» Task
Quote every line below exactly and skip any picture.

[Stored data entries]
>>

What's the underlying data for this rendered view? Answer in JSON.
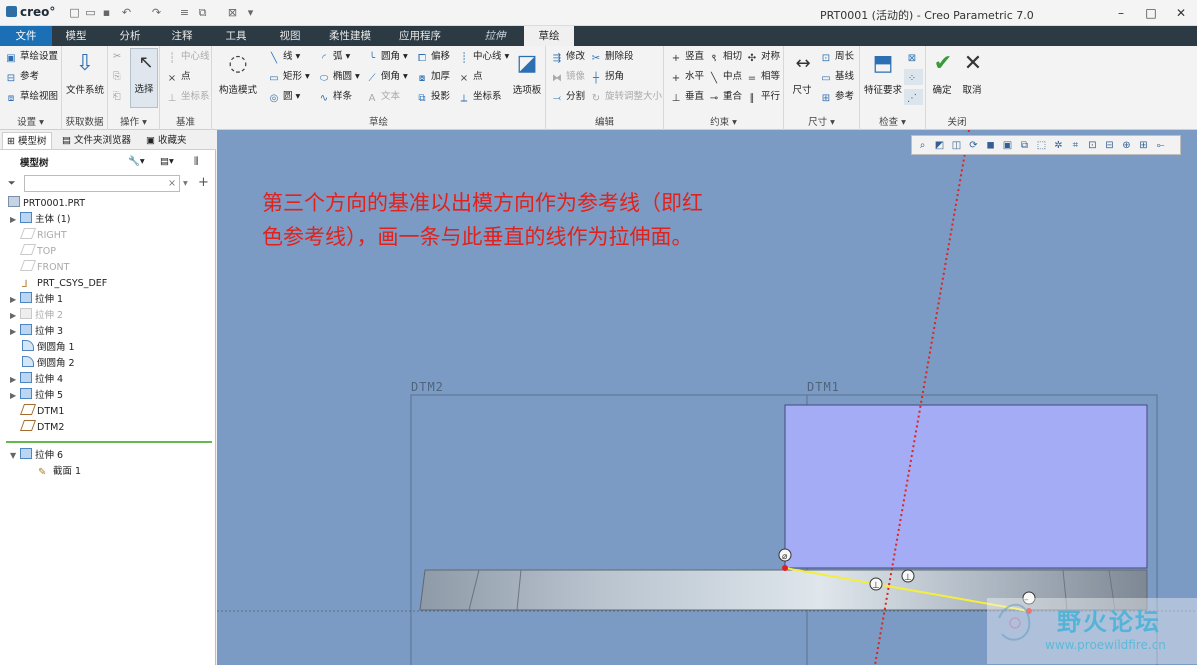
{
  "app": {
    "logo": "creo°",
    "window_title": "PRT0001 (活动的) - Creo Parametric 7.0"
  },
  "tabs": [
    {
      "label": "文件"
    },
    {
      "label": "模型"
    },
    {
      "label": "分析"
    },
    {
      "label": "注释"
    },
    {
      "label": "工具"
    },
    {
      "label": "视图"
    },
    {
      "label": "柔性建模"
    },
    {
      "label": "应用程序"
    },
    {
      "label": "拉伸"
    },
    {
      "label": "草绘"
    }
  ],
  "ribbon": {
    "setup": {
      "items": [
        "草绘设置",
        "参考",
        "草绘视图"
      ],
      "label": "设置"
    },
    "get_data": {
      "button": "文件系统",
      "label": "获取数据"
    },
    "operations": {
      "select": "选择",
      "label": "操作"
    },
    "datum": {
      "items": [
        "中心线",
        "点",
        "坐标系"
      ],
      "label": "基准"
    },
    "sketch": {
      "construction_mode": "构造模式",
      "col1": [
        "线",
        "矩形",
        "圆"
      ],
      "col2": [
        "弧",
        "椭圆",
        "样条"
      ],
      "col3": [
        "圆角",
        "倒角",
        "文本"
      ],
      "col4": [
        "偏移",
        "加厚",
        "投影"
      ],
      "col5": [
        "中心线",
        "点",
        "坐标系"
      ],
      "palette": "选项板",
      "label": "草绘"
    },
    "editing": {
      "col1": [
        "修改",
        "镜像",
        "分割"
      ],
      "col2": [
        "删除段",
        "拐角",
        "旋转调整大小"
      ],
      "label": "编辑"
    },
    "constrain": {
      "col1": [
        "竖直",
        "水平",
        "垂直"
      ],
      "col2": [
        "相切",
        "中点",
        "重合"
      ],
      "col3": [
        "对称",
        "相等",
        "平行"
      ],
      "label": "约束"
    },
    "dimension": {
      "button": "尺寸",
      "items": [
        "周长",
        "基线",
        "参考"
      ],
      "label": "尺寸"
    },
    "inspect": {
      "button": "特征要求",
      "label": "检查"
    },
    "close": {
      "ok": "确定",
      "cancel": "取消",
      "label": "关闭"
    }
  },
  "left_panel": {
    "tabs": [
      "模型树",
      "文件夹浏览器",
      "收藏夹"
    ],
    "header": "模型树",
    "tree": [
      {
        "label": "PRT0001.PRT",
        "dim": false
      },
      {
        "label": "主体 (1)",
        "dim": false
      },
      {
        "label": "RIGHT",
        "dim": true
      },
      {
        "label": "TOP",
        "dim": true
      },
      {
        "label": "FRONT",
        "dim": true
      },
      {
        "label": "PRT_CSYS_DEF",
        "dim": false
      },
      {
        "label": "拉伸 1",
        "dim": false
      },
      {
        "label": "拉伸 2",
        "dim": true
      },
      {
        "label": "拉伸 3",
        "dim": false
      },
      {
        "label": "倒圆角 1",
        "dim": false
      },
      {
        "label": "倒圆角 2",
        "dim": false
      },
      {
        "label": "拉伸 4",
        "dim": false
      },
      {
        "label": "拉伸 5",
        "dim": false
      },
      {
        "label": "DTM1",
        "dim": false
      },
      {
        "label": "DTM2",
        "dim": false
      },
      {
        "label": "拉伸 6",
        "dim": false
      },
      {
        "label": "截面 1",
        "dim": false
      }
    ]
  },
  "canvas": {
    "annotation_line1": "第三个方向的基准以出模方向作为参考线（即红",
    "annotation_line2": "色参考线），画一条与此垂直的线作为拉伸面。",
    "dtm2": "DTM2",
    "dtm1": "DTM1",
    "watermark_text": "野火论坛",
    "watermark_url": "www.proewildfire.cn",
    "colors": {
      "background": "#7c9bc4",
      "solid_fill": "#a3acf4",
      "reference_line": "#e0231c",
      "sketch_line": "#f3ee3e"
    }
  }
}
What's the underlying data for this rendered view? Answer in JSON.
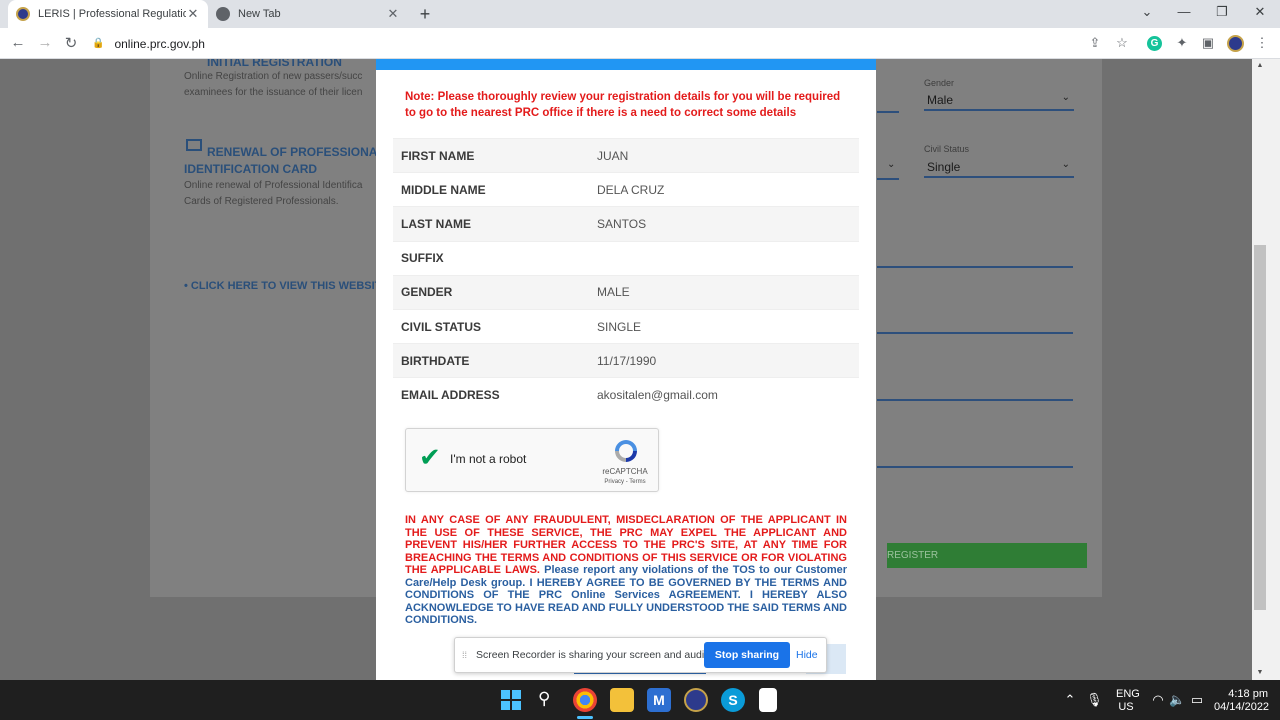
{
  "browser": {
    "tabs": [
      {
        "title": "LERIS | Professional Regulation C",
        "active": true
      },
      {
        "title": "New Tab",
        "active": false
      }
    ],
    "new_tab_icon": "plus-icon",
    "url": "online.prc.gov.ph"
  },
  "background": {
    "initial_registration_heading": "INITIAL REGISTRATION",
    "initial_registration_desc_1": "Online Registration of new passers/succ",
    "initial_registration_desc_2": "examinees for the issuance of their licen",
    "renewal_heading_1": "RENEWAL OF PROFESSIONAL",
    "renewal_heading_2": "IDENTIFICATION CARD",
    "renewal_desc_1": "Online renewal of Professional Identifica",
    "renewal_desc_2": "Cards of Registered Professionals.",
    "website_link": "• CLICK HERE TO VIEW THIS WEBSIT",
    "gender_label": "Gender",
    "gender_value": "Male",
    "civil_status_label": "Civil Status",
    "civil_status_value": "Single",
    "register_button": "REGISTER"
  },
  "modal": {
    "note": "Note: Please thoroughly review your registration details for you will be required to go to the nearest PRC office if there is a need to correct some details",
    "details": [
      {
        "label": "FIRST NAME",
        "value": "JUAN"
      },
      {
        "label": "MIDDLE NAME",
        "value": "DELA CRUZ"
      },
      {
        "label": "LAST NAME",
        "value": "SANTOS"
      },
      {
        "label": "SUFFIX",
        "value": ""
      },
      {
        "label": "GENDER",
        "value": "MALE"
      },
      {
        "label": "CIVIL STATUS",
        "value": "SINGLE"
      },
      {
        "label": "BIRTHDATE",
        "value": "11/17/1990"
      },
      {
        "label": "EMAIL ADDRESS",
        "value": "akositalen@gmail.com"
      }
    ],
    "recaptcha": {
      "label": "I'm not a robot",
      "brand": "reCAPTCHA",
      "links": "Privacy - Terms",
      "checked": true
    },
    "terms_red": "IN ANY CASE OF ANY FRAUDULENT, MISDECLARATION OF THE APPLICANT IN THE USE OF THESE SERVICE, THE PRC MAY EXPEL THE APPLICANT AND PREVENT HIS/HER FURTHER ACCESS TO THE PRC'S SITE, AT ANY TIME FOR BREACHING THE TERMS AND CONDITIONS OF THIS SERVICE OR FOR VIOLATING THE APPLICABLE LAWS.",
    "terms_blue": " Please report any violations of the TOS to our Customer Care/Help Desk group. I HEREBY AGREE TO BE GOVERNED BY THE TERMS AND CONDITIONS OF THE PRC Online Services AGREEMENT. I HEREBY ALSO ACKNOWLEDGE TO HAVE READ AND FULLY UNDERSTOOD THE SAID TERMS AND CONDITIONS."
  },
  "screen_recorder": {
    "message": "Screen Recorder is sharing your screen and audio.",
    "stop_button": "Stop sharing",
    "hide_button": "Hide"
  },
  "taskbar": {
    "lang_1": "ENG",
    "lang_2": "US",
    "time": "4:18 pm",
    "date": "04/14/2022"
  },
  "colors": {
    "modal_accent": "#2196f3",
    "warning_red": "#e31b1b",
    "terms_blue": "#2a5fa0",
    "stop_button": "#1a73e8"
  }
}
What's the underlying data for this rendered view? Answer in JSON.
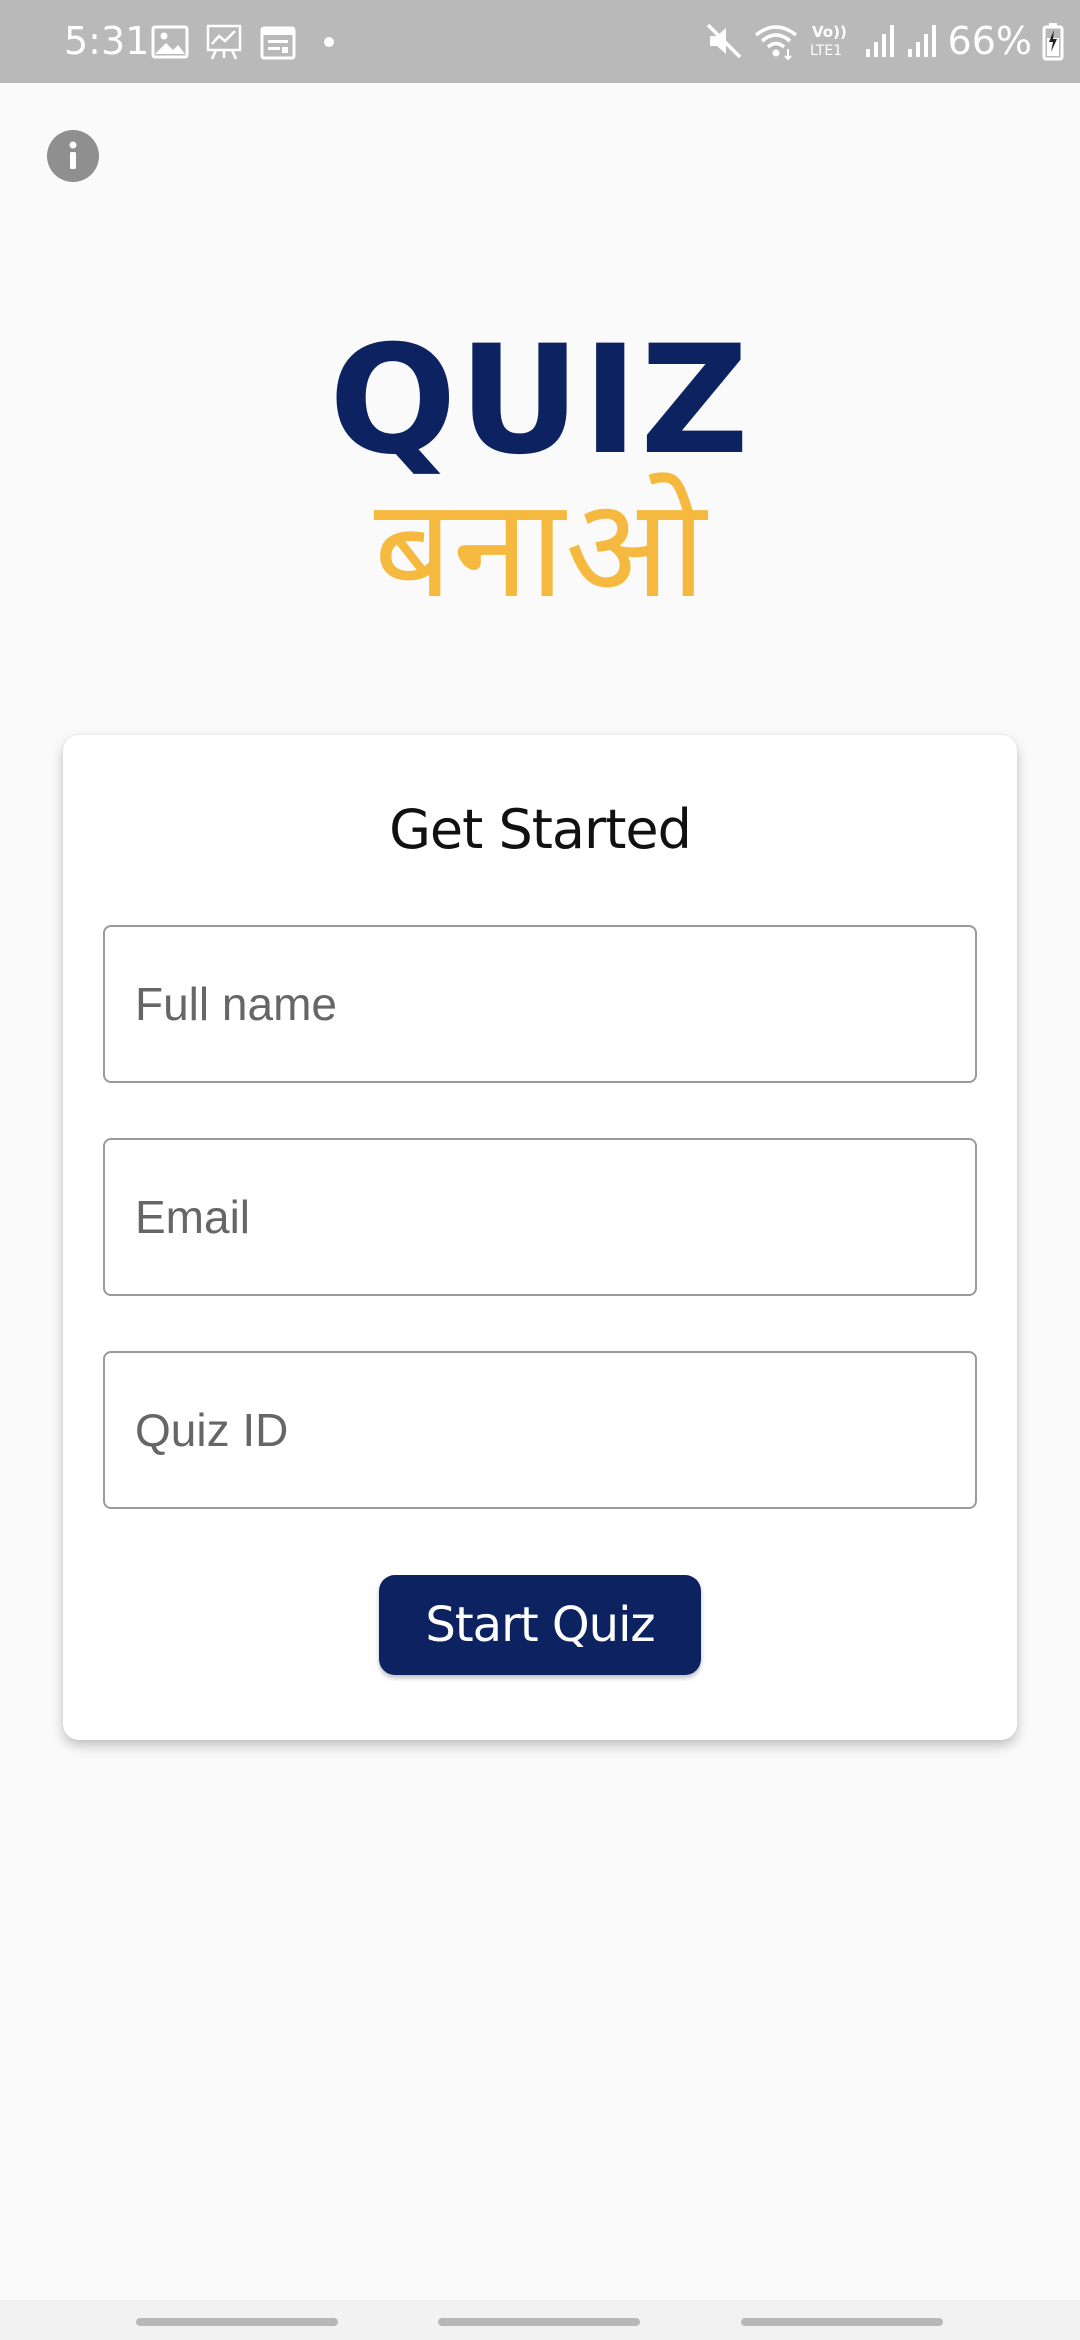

<<

» The output
What's the underlying data for this rendered view? Answer in JSON.
{
  "app": {
    "logo": "creo°",
    "window_title": "PRT0001 (活动的) - Creo Parametric 7.0"
  },
  "tabs": [
    {
      "label": "文件"
    },
    {
      "label": "模型"
    },
    {
      "label": "分析"
    },
    {
      "label": "注释"
    },
    {
      "label": "工具"
    },
    {
      "label": "视图"
    },
    {
      "label": "柔性建模"
    },
    {
      "label": "应用程序"
    },
    {
      "label": "拉伸"
    },
    {
      "label": "草绘"
    }
  ],
  "ribbon": {
    "setup": {
      "items": [
        "草绘设置",
        "参考",
        "草绘视图"
      ],
      "label": "设置"
    },
    "get_data": {
      "button": "文件系统",
      "label": "获取数据"
    },
    "operations": {
      "select": "选择",
      "label": "操作"
    },
    "datum": {
      "items": [
        "中心线",
        "点",
        "坐标系"
      ],
      "label": "基准"
    },
    "sketch": {
      "construction_mode": "构造模式",
      "col1": [
        "线",
        "矩形",
        "圆"
      ],
      "col2": [
        "弧",
        "椭圆",
        "样条"
      ],
      "col3": [
        "圆角",
        "倒角",
        "文本"
      ],
      "col4": [
        "偏移",
        "加厚",
        "投影"
      ],
      "col5": [
        "中心线",
        "点",
        "坐标系"
      ],
      "palette": "选项板",
      "label": "草绘"
    },
    "editing": {
      "col1": [
        "修改",
        "镜像",
        "分割"
      ],
      "col2": [
        "删除段",
        "拐角",
        "旋转调整大小"
      ],
      "label": "编辑"
    },
    "constrain": {
      "col1": [
        "竖直",
        "水平",
        "垂直"
      ],
      "col2": [
        "相切",
        "中点",
        "重合"
      ],
      "col3": [
        "对称",
        "相等",
        "平行"
      ],
      "label": "约束"
    },
    "dimension": {
      "button": "尺寸",
      "items": [
        "周长",
        "基线",
        "参考"
      ],
      "label": "尺寸"
    },
    "inspect": {
      "button": "特征要求",
      "label": "检查"
    },
    "close": {
      "ok": "确定",
      "cancel": "取消",
      "label": "关闭"
    }
  },
  "left_panel": {
    "tabs": [
      "模型树",
      "文件夹浏览器",
      "收藏夹"
    ],
    "header": "模型树",
    "tree": [
      {
        "label": "PRT0001.PRT",
        "dim": false
      },
      {
        "label": "主体 (1)",
        "dim": false
      },
      {
        "label": "RIGHT",
        "dim": true
      },
      {
        "label": "TOP",
        "dim": true
      },
      {
        "label": "FRONT",
        "dim": true
      },
      {
        "label": "PRT_CSYS_DEF",
        "dim": false
      },
      {
        "label": "拉伸 1",
        "dim": false
      },
      {
        "label": "拉伸 2",
        "dim": true
      },
      {
        "label": "拉伸 3",
        "dim": false
      },
      {
        "label": "倒圆角 1",
        "dim": false
      },
      {
        "label": "倒圆角 2",
        "dim": false
      },
      {
        "label": "拉伸 4",
        "dim": false
      },
      {
        "label": "拉伸 5",
        "dim": false
      },
      {
        "label": "DTM1",
        "dim": false
      },
      {
        "label": "DTM2",
        "dim": false
      },
      {
        "label": "拉伸 6",
        "dim": false
      },
      {
        "label": "截面 1",
        "dim": false
      }
    ]
  },
  "canvas": {
    "annotation_line1": "第三个方向的基准以出模方向作为参考线（即红",
    "annotation_line2": "色参考线），画一条与此垂直的线作为拉伸面。",
    "dtm2": "DTM2",
    "dtm1": "DTM1",
    "watermark_text": "野火论坛",
    "watermark_url": "www.proewildfire.cn",
    "colors": {
      "background": "#7c9bc4",
      "solid_fill": "#a3acf4",
      "reference_line": "#e0231c",
      "sketch_line": "#f3ee3e"
    }
  }
}
What's the underlying data for this rendered view? Answer in JSON.
{
  "browser": {
    "tabs": [
      {
        "title": "LERIS | Professional Regulation C",
        "active": true
      },
      {
        "title": "New Tab",
        "active": false
      }
    ],
    "new_tab_icon": "plus-icon",
    "url": "online.prc.gov.ph"
  },
  "background": {
    "initial_registration_heading": "INITIAL REGISTRATION",
    "initial_registration_desc_1": "Online Registration of new passers/succ",
    "initial_registration_desc_2": "examinees for the issuance of their licen",
    "renewal_heading_1": "RENEWAL OF PROFESSIONAL",
    "renewal_heading_2": "IDENTIFICATION CARD",
    "renewal_desc_1": "Online renewal of Professional Identifica",
    "renewal_desc_2": "Cards of Registered Professionals.",
    "website_link": "• CLICK HERE TO VIEW THIS WEBSIT",
    "gender_label": "Gender",
    "gender_value": "Male",
    "civil_status_label": "Civil Status",
    "civil_status_value": "Single",
    "register_button": "REGISTER"
  },
  "modal": {
    "note": "Note: Please thoroughly review your registration details for you will be required to go to the nearest PRC office if there is a need to correct some details",
    "details": [
      {
        "label": "FIRST NAME",
        "value": "JUAN"
      },
      {
        "label": "MIDDLE NAME",
        "value": "DELA CRUZ"
      },
      {
        "label": "LAST NAME",
        "value": "SANTOS"
      },
      {
        "label": "SUFFIX",
        "value": ""
      },
      {
        "label": "GENDER",
        "value": "MALE"
      },
      {
        "label": "CIVIL STATUS",
        "value": "SINGLE"
      },
      {
        "label": "BIRTHDATE",
        "value": "11/17/1990"
      },
      {
        "label": "EMAIL ADDRESS",
        "value": "akositalen@gmail.com"
      }
    ],
    "recaptcha": {
      "label": "I'm not a robot",
      "brand": "reCAPTCHA",
      "links": "Privacy - Terms",
      "checked": true
    },
    "terms_red": "IN ANY CASE OF ANY FRAUDULENT, MISDECLARATION OF THE APPLICANT IN THE USE OF THESE SERVICE, THE PRC MAY EXPEL THE APPLICANT AND PREVENT HIS/HER FURTHER ACCESS TO THE PRC'S SITE, AT ANY TIME FOR BREACHING THE TERMS AND CONDITIONS OF THIS SERVICE OR FOR VIOLATING THE APPLICABLE LAWS.",
    "terms_blue": " Please report any violations of the TOS to our Customer Care/Help Desk group. I HEREBY AGREE TO BE GOVERNED BY THE TERMS AND CONDITIONS OF THE PRC Online Services AGREEMENT. I HEREBY ALSO ACKNOWLEDGE TO HAVE READ AND FULLY UNDERSTOOD THE SAID TERMS AND CONDITIONS."
  },
  "screen_recorder": {
    "message": "Screen Recorder is sharing your screen and audio.",
    "stop_button": "Stop sharing",
    "hide_button": "Hide"
  },
  "taskbar": {
    "lang_1": "ENG",
    "lang_2": "US",
    "time": "4:18 pm",
    "date": "04/14/2022"
  },
  "colors": {
    "modal_accent": "#2196f3",
    "warning_red": "#e31b1b",
    "terms_blue": "#2a5fa0",
    "stop_button": "#1a73e8"
  }
}
What's the underlying data for this rendered view? Answer in JSON.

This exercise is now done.